[Stored entries]
_____
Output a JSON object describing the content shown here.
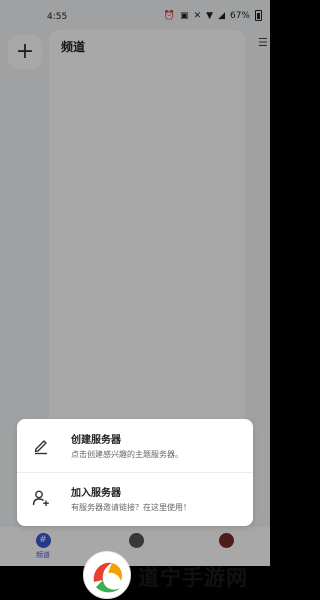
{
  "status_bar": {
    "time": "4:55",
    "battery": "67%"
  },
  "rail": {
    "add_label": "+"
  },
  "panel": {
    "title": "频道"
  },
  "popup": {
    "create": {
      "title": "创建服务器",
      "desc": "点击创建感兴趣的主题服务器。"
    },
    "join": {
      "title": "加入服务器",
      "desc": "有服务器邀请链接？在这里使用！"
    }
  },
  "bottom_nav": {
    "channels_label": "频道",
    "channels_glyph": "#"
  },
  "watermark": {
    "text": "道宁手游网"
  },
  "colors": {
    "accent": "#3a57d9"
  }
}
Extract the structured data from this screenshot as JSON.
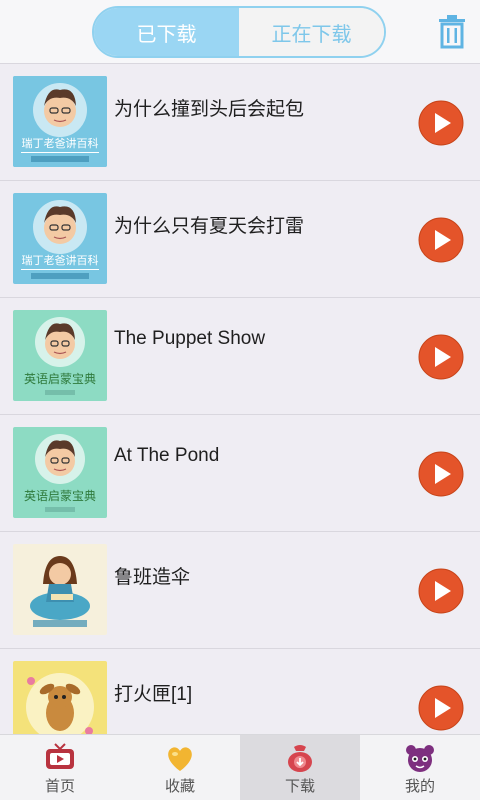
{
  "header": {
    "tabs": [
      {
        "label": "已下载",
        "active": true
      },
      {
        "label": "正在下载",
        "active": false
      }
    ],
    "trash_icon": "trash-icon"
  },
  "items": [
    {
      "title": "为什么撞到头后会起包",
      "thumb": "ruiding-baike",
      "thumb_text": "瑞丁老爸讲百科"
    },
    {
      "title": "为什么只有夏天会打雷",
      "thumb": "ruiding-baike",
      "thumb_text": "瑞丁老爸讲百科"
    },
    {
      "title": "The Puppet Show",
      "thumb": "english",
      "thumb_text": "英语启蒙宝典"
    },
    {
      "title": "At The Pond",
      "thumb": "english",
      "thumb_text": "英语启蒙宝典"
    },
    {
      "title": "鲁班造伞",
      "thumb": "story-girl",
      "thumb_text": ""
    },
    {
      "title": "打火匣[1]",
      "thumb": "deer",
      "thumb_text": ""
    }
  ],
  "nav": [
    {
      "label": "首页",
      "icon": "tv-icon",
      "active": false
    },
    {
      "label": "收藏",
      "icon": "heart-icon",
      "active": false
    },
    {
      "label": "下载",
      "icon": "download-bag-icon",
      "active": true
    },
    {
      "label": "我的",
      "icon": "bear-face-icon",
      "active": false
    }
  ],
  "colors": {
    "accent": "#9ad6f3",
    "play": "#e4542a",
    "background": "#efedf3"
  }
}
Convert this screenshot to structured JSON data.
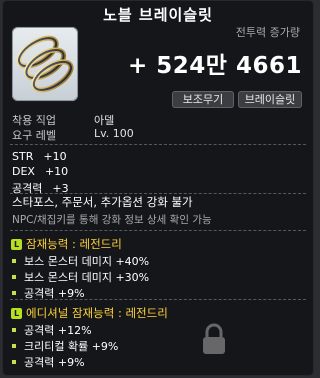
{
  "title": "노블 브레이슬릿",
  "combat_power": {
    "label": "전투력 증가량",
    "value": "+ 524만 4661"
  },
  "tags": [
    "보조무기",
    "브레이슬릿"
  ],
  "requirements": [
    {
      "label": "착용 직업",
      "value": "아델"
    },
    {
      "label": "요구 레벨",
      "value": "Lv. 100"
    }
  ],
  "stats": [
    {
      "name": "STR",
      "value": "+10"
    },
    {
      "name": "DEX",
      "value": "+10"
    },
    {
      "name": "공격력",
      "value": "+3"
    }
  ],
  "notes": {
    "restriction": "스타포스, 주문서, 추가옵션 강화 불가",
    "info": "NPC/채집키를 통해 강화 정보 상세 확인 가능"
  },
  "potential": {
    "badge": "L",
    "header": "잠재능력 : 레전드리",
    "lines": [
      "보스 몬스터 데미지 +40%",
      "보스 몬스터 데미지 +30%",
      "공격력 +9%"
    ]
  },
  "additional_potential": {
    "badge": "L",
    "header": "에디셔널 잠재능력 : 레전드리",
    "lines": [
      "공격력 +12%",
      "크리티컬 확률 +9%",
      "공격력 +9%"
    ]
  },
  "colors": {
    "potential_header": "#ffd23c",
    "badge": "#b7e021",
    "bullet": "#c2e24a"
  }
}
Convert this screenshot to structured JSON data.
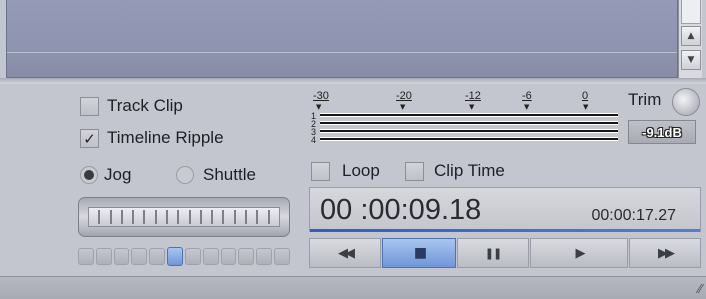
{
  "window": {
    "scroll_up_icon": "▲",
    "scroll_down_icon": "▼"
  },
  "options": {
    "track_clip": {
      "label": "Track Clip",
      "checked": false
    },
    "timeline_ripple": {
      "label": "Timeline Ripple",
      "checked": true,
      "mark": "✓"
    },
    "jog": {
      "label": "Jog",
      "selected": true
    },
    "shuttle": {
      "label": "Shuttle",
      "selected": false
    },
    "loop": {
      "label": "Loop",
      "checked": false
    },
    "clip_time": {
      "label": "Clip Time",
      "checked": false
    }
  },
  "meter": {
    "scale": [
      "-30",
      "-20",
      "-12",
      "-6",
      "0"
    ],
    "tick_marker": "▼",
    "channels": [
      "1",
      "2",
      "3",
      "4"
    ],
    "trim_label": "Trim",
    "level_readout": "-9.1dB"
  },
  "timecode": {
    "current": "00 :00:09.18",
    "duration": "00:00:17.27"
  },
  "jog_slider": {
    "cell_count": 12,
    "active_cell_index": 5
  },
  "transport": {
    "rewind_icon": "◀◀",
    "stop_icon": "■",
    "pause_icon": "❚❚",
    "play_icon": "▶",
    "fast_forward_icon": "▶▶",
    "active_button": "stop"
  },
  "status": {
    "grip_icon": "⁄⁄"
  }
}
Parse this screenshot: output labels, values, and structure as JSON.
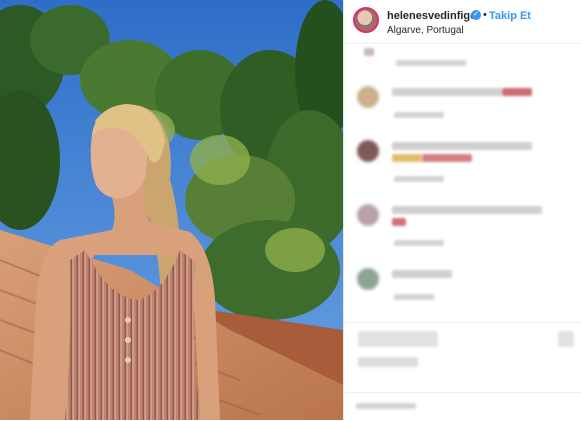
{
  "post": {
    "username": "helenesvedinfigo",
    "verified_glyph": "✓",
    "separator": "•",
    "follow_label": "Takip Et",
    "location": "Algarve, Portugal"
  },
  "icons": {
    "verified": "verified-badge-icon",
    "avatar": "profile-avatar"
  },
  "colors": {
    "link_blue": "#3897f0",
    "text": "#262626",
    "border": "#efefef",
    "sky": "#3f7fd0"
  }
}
_____
Leave out the pictures and retype every line above exactly.

Output a JSON object describing the content shown here.
{
  "status_bar": {
    "time": "4:55",
    "battery": "67%"
  },
  "rail": {
    "add_label": "+"
  },
  "panel": {
    "title": "频道"
  },
  "popup": {
    "create": {
      "title": "创建服务器",
      "desc": "点击创建感兴趣的主题服务器。"
    },
    "join": {
      "title": "加入服务器",
      "desc": "有服务器邀请链接？在这里使用！"
    }
  },
  "bottom_nav": {
    "channels_label": "频道",
    "channels_glyph": "#"
  },
  "watermark": {
    "text": "道宁手游网"
  },
  "colors": {
    "accent": "#3a57d9"
  }
}
Extract the structured data from this screenshot as JSON.
{
  "header": {
    "tabs": [
      {
        "label": "已下载",
        "active": true
      },
      {
        "label": "正在下载",
        "active": false
      }
    ],
    "trash_icon": "trash-icon"
  },
  "items": [
    {
      "title": "为什么撞到头后会起包",
      "thumb": "ruiding-baike",
      "thumb_text": "瑞丁老爸讲百科"
    },
    {
      "title": "为什么只有夏天会打雷",
      "thumb": "ruiding-baike",
      "thumb_text": "瑞丁老爸讲百科"
    },
    {
      "title": "The Puppet Show",
      "thumb": "english",
      "thumb_text": "英语启蒙宝典"
    },
    {
      "title": "At The Pond",
      "thumb": "english",
      "thumb_text": "英语启蒙宝典"
    },
    {
      "title": "鲁班造伞",
      "thumb": "story-girl",
      "thumb_text": ""
    },
    {
      "title": "打火匣[1]",
      "thumb": "deer",
      "thumb_text": ""
    }
  ],
  "nav": [
    {
      "label": "首页",
      "icon": "tv-icon",
      "active": false
    },
    {
      "label": "收藏",
      "icon": "heart-icon",
      "active": false
    },
    {
      "label": "下载",
      "icon": "download-bag-icon",
      "active": true
    },
    {
      "label": "我的",
      "icon": "bear-face-icon",
      "active": false
    }
  ],
  "colors": {
    "accent": "#9ad6f3",
    "play": "#e4542a",
    "background": "#efedf3"
  }
}
Convert this screenshot to structured JSON data.
{
  "title": "노블 브레이슬릿",
  "combat_power": {
    "label": "전투력 증가량",
    "value": "+ 524만 4661"
  },
  "tags": [
    "보조무기",
    "브레이슬릿"
  ],
  "requirements": [
    {
      "label": "착용 직업",
      "value": "아델"
    },
    {
      "label": "요구 레벨",
      "value": "Lv. 100"
    }
  ],
  "stats": [
    {
      "name": "STR",
      "value": "+10"
    },
    {
      "name": "DEX",
      "value": "+10"
    },
    {
      "name": "공격력",
      "value": "+3"
    }
  ],
  "notes": {
    "restriction": "스타포스, 주문서, 추가옵션 강화 불가",
    "info": "NPC/채집키를 통해 강화 정보 상세 확인 가능"
  },
  "potential": {
    "badge": "L",
    "header": "잠재능력 : 레전드리",
    "lines": [
      "보스 몬스터 데미지 +40%",
      "보스 몬스터 데미지 +30%",
      "공격력 +9%"
    ]
  },
  "additional_potential": {
    "badge": "L",
    "header": "에디셔널 잠재능력 : 레전드리",
    "lines": [
      "공격력 +12%",
      "크리티컬 확률 +9%",
      "공격력 +9%"
    ]
  },
  "colors": {
    "potential_header": "#ffd23c",
    "badge": "#b7e021",
    "bullet": "#c2e24a"
  }
}
Convert this screenshot to structured JSON data.
{
  "window": {
    "scroll_up_icon": "▲",
    "scroll_down_icon": "▼"
  },
  "options": {
    "track_clip": {
      "label": "Track Clip",
      "checked": false
    },
    "timeline_ripple": {
      "label": "Timeline Ripple",
      "checked": true,
      "mark": "✓"
    },
    "jog": {
      "label": "Jog",
      "selected": true
    },
    "shuttle": {
      "label": "Shuttle",
      "selected": false
    },
    "loop": {
      "label": "Loop",
      "checked": false
    },
    "clip_time": {
      "label": "Clip Time",
      "checked": false
    }
  },
  "meter": {
    "scale": [
      "-30",
      "-20",
      "-12",
      "-6",
      "0"
    ],
    "tick_marker": "▼",
    "channels": [
      "1",
      "2",
      "3",
      "4"
    ],
    "trim_label": "Trim",
    "level_readout": "-9.1dB"
  },
  "timecode": {
    "current": "00 :00:09.18",
    "duration": "00:00:17.27"
  },
  "jog_slider": {
    "cell_count": 12,
    "active_cell_index": 5
  },
  "transport": {
    "rewind_icon": "◀◀",
    "stop_icon": "■",
    "pause_icon": "❚❚",
    "play_icon": "▶",
    "fast_forward_icon": "▶▶",
    "active_button": "stop"
  },
  "status": {
    "grip_icon": "⁄⁄"
  }
}
Parse this screenshot: output labels, values, and structure as JSON.
{
  "post": {
    "username": "helenesvedinfigo",
    "verified_glyph": "✓",
    "separator": "•",
    "follow_label": "Takip Et",
    "location": "Algarve, Portugal"
  },
  "icons": {
    "verified": "verified-badge-icon",
    "avatar": "profile-avatar"
  },
  "colors": {
    "link_blue": "#3897f0",
    "text": "#262626",
    "border": "#efefef",
    "sky": "#3f7fd0"
  }
}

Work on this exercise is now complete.